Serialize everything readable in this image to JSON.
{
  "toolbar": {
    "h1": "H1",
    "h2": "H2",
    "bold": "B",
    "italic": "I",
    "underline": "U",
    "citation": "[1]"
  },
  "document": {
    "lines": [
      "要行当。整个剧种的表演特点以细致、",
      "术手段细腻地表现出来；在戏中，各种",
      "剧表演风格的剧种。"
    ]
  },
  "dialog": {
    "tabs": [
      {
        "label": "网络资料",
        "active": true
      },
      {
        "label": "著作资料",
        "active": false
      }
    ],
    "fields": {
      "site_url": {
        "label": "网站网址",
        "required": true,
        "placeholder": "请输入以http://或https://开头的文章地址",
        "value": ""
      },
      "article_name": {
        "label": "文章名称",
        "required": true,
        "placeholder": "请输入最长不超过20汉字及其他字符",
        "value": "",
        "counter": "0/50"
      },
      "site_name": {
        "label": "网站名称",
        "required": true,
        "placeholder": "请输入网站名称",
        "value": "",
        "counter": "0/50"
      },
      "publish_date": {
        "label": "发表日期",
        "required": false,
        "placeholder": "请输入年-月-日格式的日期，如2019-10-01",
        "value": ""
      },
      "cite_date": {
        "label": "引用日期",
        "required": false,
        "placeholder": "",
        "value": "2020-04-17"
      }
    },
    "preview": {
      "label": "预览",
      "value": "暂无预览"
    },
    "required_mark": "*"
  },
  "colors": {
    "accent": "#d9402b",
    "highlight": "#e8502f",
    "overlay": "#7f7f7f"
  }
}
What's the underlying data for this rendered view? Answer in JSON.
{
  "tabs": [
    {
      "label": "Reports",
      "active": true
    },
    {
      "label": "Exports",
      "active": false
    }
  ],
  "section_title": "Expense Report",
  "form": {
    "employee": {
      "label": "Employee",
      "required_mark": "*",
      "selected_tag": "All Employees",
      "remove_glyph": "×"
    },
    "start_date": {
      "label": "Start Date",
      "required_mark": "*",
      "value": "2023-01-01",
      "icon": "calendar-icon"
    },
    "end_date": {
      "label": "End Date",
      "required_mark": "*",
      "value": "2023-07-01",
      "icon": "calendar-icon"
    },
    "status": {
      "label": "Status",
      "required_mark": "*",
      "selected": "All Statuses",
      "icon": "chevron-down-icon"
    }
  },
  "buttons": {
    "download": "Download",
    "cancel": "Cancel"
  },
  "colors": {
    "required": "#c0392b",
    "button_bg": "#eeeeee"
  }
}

▸ **Work to do**
Extract the full set of entries word for word.

▸ **Answer for the task**
Serialize everything readable in this image to JSON.
{
  "toolbar": {
    "h1": "H1",
    "h2": "H2",
    "bold": "B",
    "italic": "I",
    "underline": "U",
    "citation": "[1]"
  },
  "document": {
    "lines": [
      "要行当。整个剧种的表演特点以细致、",
      "术手段细腻地表现出来；在戏中，各种",
      "剧表演风格的剧种。"
    ]
  },
  "dialog": {
    "tabs": [
      {
        "label": "网络资料",
        "active": true
      },
      {
        "label": "著作资料",
        "active": false
      }
    ],
    "fields": {
      "site_url": {
        "label": "网站网址",
        "required": true,
        "placeholder": "请输入以http://或https://开头的文章地址",
        "value": ""
      },
      "article_name": {
        "label": "文章名称",
        "required": true,
        "placeholder": "请输入最长不超过20汉字及其他字符",
        "value": "",
        "counter": "0/50"
      },
      "site_name": {
        "label": "网站名称",
        "required": true,
        "placeholder": "请输入网站名称",
        "value": "",
        "counter": "0/50"
      },
      "publish_date": {
        "label": "发表日期",
        "required": false,
        "placeholder": "请输入年-月-日格式的日期，如2019-10-01",
        "value": ""
      },
      "cite_date": {
        "label": "引用日期",
        "required": false,
        "placeholder": "",
        "value": "2020-04-17"
      }
    },
    "preview": {
      "label": "预览",
      "value": "暂无预览"
    },
    "required_mark": "*"
  },
  "colors": {
    "accent": "#d9402b",
    "highlight": "#e8502f",
    "overlay": "#7f7f7f"
  }
}
What's the underlying data for this rendered view? Answer in JSON.
{
  "tabs": [
    {
      "label": "Reports",
      "active": true
    },
    {
      "label": "Exports",
      "active": false
    }
  ],
  "section_title": "Expense Report",
  "form": {
    "employee": {
      "label": "Employee",
      "required_mark": "*",
      "selected_tag": "All Employees",
      "remove_glyph": "×"
    },
    "start_date": {
      "label": "Start Date",
      "required_mark": "*",
      "value": "2023-01-01",
      "icon": "calendar-icon"
    },
    "end_date": {
      "label": "End Date",
      "required_mark": "*",
      "value": "2023-07-01",
      "icon": "calendar-icon"
    },
    "status": {
      "label": "Status",
      "required_mark": "*",
      "selected": "All Statuses",
      "icon": "chevron-down-icon"
    }
  },
  "buttons": {
    "download": "Download",
    "cancel": "Cancel"
  },
  "colors": {
    "required": "#c0392b",
    "button_bg": "#eeeeee"
  }
}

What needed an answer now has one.